→ What you need to do
Return the material below in full and exactly.
──────── Supplied data
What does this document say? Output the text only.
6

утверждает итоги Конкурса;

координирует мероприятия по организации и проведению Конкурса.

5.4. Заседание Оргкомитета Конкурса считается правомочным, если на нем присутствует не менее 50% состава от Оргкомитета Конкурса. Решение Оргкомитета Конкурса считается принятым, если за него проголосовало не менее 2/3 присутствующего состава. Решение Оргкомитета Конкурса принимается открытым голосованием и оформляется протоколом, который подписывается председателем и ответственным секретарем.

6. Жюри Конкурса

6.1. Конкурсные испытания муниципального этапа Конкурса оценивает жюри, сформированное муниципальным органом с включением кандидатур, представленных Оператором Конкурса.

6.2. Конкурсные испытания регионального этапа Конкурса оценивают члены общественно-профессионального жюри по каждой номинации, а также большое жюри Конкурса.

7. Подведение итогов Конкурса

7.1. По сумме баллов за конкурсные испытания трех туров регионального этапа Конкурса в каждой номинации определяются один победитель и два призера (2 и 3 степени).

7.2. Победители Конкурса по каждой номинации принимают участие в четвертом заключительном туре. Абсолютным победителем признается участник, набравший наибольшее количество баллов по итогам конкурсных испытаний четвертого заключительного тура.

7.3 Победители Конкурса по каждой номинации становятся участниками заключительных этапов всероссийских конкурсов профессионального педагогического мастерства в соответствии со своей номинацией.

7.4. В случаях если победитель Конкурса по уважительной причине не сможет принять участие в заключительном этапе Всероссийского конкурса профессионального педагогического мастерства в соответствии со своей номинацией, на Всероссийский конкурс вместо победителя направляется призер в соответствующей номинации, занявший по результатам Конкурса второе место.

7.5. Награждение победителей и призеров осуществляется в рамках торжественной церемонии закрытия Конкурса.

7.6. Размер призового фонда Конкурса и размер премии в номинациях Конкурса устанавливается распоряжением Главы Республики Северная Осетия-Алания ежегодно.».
────────────────
→ Finished task
What does this document say? Output the text only.
6

утверждает итоги Конкурса;

координирует мероприятия по организации и проведению Конкурса.

5.4. Заседание Оргкомитета Конкурса считается правомочным, если на нем присутствует не менее 50% состава от Оргкомитета Конкурса. Решение Оргкомитета Конкурса считается принятым, если за него проголосовало не менее 2/3 присутствующего состава. Решение Оргкомитета Конкурса принимается открытым голосованием и оформляется протоколом, который подписывается председателем и ответственным секретарем.

6. Жюри Конкурса

6.1. Конкурсные испытания муниципального этапа Конкурса оценивает жюри, сформированное муниципальным органом с включением кандидатур, представленных Оператором Конкурса.

6.2. Конкурсные испытания регионального этапа Конкурса оценивают члены общественно-профессионального жюри по каждой номинации, а также большое жюри Конкурса.

7. Подведение итогов Конкурса

7.1. По сумме баллов за конкурсные испытания трех туров регионального этапа Конкурса в каждой номинации определяются один победитель и два призера (2 и 3 степени).

7.2. Победители Конкурса по каждой номинации принимают участие в четвертом заключительном туре. Абсолютным победителем признается участник, набравший наибольшее количество баллов по итогам конкурсных испытаний четвертого заключительного тура.

7.3 Победители Конкурса по каждой номинации становятся участниками заключительных этапов всероссийских конкурсов профессионального педагогического мастерства в соответствии со своей номинацией.

7.4. В случаях если победитель Конкурса по уважительной причине не сможет принять участие в заключительном этапе Всероссийского конкурса профессионального педагогического мастерства в соответствии со своей номинацией, на Всероссийский конкурс вместо победителя направляется призер в соответствующей номинации, занявший по результатам Конкурса второе место.

7.5. Награждение победителей и призеров осуществляется в рамках торжественной церемонии закрытия Конкурса.

7.6. Размер призового фонда Конкурса и размер премии в номинациях Конкурса устанавливается распоряжением Главы Республики Северная Осетия-Алания ежегодно.».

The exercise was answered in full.